• Instructions for the task: Write out the entries again exactly as they are given.

** START Available records **

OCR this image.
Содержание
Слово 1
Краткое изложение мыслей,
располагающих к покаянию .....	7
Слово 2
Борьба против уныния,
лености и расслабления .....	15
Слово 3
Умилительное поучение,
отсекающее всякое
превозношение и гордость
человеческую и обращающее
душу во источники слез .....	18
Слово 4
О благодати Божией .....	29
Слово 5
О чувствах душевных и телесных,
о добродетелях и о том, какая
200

** END Available records **

• Expected answer:
OCR this image.
Содержание
Слово 1
Краткое изложение мыслей,
располагающих к покаянию .....	7
Слово 2
Борьба против уныния,
лености и расслабления .....	15
Слово 3
Умилительное поучение,
отсекающее всякое
превозношение и гордость
человеческую и обращающее
душу во источники слез .....	18
Слово 4
О благодати Божией .....	29
Слово 5
О чувствах душевных и телесных,
о добродетелях и о том, какая
200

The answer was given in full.